WHAT THE TASK REQUIRES:
Give the records back in full, exactly as they read.

DATA PROVIDED:
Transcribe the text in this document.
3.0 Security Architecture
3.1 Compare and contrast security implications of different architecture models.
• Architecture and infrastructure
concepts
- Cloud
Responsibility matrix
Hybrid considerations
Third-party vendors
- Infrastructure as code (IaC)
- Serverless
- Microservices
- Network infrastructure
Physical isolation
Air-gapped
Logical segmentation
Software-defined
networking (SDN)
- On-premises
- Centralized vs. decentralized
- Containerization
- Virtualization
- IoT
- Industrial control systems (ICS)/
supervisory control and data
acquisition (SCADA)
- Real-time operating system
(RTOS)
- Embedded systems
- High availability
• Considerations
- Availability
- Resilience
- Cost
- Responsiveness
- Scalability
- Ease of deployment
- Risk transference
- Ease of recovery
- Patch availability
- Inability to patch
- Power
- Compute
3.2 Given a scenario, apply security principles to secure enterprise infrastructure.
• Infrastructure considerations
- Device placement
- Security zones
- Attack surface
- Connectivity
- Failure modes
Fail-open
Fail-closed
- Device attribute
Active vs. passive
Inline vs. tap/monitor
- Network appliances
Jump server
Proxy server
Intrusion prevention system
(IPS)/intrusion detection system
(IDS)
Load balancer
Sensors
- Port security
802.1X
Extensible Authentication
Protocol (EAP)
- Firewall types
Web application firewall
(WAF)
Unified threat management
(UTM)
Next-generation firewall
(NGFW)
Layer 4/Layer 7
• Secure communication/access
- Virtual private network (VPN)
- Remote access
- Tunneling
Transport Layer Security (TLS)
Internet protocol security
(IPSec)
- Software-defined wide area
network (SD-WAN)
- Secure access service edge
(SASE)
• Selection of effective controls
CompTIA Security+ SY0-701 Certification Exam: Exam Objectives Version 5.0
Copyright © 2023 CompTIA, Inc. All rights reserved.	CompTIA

FINAL RESULT:
Transcribe the text in this document.
3.0 Security Architecture
3.1 Compare and contrast security implications of different architecture models.
• Architecture and infrastructure
concepts
- Cloud
Responsibility matrix
Hybrid considerations
Third-party vendors
- Infrastructure as code (IaC)
- Serverless
- Microservices
- Network infrastructure
Physical isolation
Air-gapped
Logical segmentation
Software-defined
networking (SDN)
- On-premises
- Centralized vs. decentralized
- Containerization
- Virtualization
- IoT
- Industrial control systems (ICS)/
supervisory control and data
acquisition (SCADA)
- Real-time operating system
(RTOS)
- Embedded systems
- High availability
• Considerations
- Availability
- Resilience
- Cost
- Responsiveness
- Scalability
- Ease of deployment
- Risk transference
- Ease of recovery
- Patch availability
- Inability to patch
- Power
- Compute
3.2 Given a scenario, apply security principles to secure enterprise infrastructure.
• Infrastructure considerations
- Device placement
- Security zones
- Attack surface
- Connectivity
- Failure modes
Fail-open
Fail-closed
- Device attribute
Active vs. passive
Inline vs. tap/monitor
- Network appliances
Jump server
Proxy server
Intrusion prevention system
(IPS)/intrusion detection system
(IDS)
Load balancer
Sensors
- Port security
802.1X
Extensible Authentication
Protocol (EAP)
- Firewall types
Web application firewall
(WAF)
Unified threat management
(UTM)
Next-generation firewall
(NGFW)
Layer 4/Layer 7
• Secure communication/access
- Virtual private network (VPN)
- Remote access
- Tunneling
Transport Layer Security (TLS)
Internet protocol security
(IPSec)
- Software-defined wide area
network (SD-WAN)
- Secure access service edge
(SASE)
• Selection of effective controls
CompTIA Security+ SY0-701 Certification Exam: Exam Objectives Version 5.0
Copyright © 2023 CompTIA, Inc. All rights reserved.	CompTIA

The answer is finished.